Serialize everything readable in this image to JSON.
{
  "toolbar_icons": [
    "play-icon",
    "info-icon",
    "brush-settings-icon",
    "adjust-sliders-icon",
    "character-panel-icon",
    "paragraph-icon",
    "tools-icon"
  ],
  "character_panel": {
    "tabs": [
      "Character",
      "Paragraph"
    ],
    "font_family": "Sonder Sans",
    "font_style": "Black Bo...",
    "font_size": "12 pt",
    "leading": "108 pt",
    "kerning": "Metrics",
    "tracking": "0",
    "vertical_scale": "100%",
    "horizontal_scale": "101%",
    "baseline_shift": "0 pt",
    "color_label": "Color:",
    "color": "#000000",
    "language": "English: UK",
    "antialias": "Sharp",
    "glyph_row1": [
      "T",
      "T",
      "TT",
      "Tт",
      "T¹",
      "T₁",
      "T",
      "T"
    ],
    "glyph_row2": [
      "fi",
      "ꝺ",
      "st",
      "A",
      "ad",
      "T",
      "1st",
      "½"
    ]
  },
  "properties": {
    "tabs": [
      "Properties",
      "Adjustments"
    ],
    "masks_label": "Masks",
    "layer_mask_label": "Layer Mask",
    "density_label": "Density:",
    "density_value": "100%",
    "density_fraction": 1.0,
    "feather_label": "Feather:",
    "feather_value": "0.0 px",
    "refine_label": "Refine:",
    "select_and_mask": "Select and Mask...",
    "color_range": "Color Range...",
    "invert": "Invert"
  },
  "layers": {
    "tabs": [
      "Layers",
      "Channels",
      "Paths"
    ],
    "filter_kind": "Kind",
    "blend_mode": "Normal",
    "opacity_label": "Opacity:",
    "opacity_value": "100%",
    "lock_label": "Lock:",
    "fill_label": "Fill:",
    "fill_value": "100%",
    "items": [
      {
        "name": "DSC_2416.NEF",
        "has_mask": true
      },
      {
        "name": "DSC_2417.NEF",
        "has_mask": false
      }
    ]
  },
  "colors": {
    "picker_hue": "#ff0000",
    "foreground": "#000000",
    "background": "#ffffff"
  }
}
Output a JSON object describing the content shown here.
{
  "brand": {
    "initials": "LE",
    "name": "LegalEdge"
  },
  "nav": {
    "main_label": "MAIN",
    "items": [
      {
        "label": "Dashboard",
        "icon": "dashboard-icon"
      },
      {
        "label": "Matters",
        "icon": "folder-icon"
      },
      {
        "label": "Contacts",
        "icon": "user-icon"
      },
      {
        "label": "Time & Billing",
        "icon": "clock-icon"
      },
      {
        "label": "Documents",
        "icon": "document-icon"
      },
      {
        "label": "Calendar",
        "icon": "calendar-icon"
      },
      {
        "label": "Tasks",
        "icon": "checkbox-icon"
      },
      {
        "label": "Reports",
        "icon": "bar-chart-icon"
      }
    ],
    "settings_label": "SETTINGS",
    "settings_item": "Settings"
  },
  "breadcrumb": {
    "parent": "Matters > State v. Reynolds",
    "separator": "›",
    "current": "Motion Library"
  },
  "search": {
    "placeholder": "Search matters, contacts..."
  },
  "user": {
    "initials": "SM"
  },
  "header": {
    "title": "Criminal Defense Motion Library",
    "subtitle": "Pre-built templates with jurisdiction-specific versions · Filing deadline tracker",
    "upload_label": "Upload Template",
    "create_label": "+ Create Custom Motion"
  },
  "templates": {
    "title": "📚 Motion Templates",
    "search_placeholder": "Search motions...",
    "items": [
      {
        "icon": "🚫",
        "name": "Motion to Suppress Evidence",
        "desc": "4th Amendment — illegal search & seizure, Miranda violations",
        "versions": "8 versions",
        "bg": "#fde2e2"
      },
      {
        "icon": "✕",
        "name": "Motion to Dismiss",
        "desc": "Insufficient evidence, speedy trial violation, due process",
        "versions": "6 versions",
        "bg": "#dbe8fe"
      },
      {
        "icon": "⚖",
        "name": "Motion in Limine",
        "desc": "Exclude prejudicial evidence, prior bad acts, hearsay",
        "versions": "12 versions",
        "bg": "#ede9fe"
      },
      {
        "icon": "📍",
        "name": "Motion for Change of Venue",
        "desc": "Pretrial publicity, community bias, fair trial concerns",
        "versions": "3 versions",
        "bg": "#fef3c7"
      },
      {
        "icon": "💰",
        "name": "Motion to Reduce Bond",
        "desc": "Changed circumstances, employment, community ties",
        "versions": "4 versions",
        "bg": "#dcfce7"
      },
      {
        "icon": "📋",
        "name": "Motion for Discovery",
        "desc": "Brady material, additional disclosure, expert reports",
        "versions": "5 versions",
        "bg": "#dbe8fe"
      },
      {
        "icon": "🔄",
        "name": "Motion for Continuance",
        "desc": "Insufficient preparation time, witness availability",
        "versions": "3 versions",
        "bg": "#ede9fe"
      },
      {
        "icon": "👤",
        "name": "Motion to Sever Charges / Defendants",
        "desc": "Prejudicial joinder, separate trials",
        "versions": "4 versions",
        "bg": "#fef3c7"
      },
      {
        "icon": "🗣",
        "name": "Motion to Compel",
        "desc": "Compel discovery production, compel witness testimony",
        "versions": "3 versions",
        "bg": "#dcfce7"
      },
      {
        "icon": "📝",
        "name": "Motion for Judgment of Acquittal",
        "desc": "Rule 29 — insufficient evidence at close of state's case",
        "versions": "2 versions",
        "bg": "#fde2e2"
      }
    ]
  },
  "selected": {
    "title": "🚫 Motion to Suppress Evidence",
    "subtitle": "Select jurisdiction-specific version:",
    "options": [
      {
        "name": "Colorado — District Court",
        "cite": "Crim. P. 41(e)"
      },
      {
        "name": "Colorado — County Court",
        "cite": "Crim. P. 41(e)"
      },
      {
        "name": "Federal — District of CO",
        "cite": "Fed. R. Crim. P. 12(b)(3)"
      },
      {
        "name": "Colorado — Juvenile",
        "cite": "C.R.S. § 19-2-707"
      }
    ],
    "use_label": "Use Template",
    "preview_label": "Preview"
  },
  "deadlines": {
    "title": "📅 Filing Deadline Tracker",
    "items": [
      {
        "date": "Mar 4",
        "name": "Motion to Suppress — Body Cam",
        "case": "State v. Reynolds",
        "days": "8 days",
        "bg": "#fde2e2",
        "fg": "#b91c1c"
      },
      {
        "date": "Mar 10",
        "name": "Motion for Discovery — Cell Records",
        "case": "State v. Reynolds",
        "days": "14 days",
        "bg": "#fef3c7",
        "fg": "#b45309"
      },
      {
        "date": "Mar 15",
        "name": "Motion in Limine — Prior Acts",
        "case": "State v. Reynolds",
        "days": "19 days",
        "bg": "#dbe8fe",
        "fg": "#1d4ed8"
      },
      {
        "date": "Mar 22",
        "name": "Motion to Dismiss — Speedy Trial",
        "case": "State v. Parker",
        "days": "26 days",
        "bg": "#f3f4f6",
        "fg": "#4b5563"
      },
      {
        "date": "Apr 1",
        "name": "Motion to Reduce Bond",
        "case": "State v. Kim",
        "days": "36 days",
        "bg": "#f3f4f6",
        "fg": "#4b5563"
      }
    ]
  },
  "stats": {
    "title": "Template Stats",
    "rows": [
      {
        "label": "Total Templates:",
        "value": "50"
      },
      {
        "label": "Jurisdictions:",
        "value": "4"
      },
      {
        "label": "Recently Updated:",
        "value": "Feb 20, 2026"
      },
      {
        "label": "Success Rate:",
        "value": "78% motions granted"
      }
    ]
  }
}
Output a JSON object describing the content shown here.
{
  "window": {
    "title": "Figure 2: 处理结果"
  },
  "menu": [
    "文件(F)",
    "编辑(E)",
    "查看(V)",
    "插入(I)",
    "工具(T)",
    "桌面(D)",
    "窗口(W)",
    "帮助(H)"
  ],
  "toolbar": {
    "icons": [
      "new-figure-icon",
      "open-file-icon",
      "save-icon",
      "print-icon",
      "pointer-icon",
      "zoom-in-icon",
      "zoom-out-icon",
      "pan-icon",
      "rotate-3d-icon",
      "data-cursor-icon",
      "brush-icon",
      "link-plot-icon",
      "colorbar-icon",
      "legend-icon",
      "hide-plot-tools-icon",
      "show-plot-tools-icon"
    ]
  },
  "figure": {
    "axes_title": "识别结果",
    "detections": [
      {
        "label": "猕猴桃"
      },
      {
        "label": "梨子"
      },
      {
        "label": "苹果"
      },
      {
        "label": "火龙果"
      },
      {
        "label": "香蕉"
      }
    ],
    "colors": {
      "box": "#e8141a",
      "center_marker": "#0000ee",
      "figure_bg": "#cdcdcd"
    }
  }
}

## Set problem
Filter the listing above for the string "Filing" and copy every matching line.

## Full response
    "subtitle": "Pre-built templates with jurisdiction-specific versions · Filing deadline tracker",
    "title": "📅 Filing Deadline Tracker",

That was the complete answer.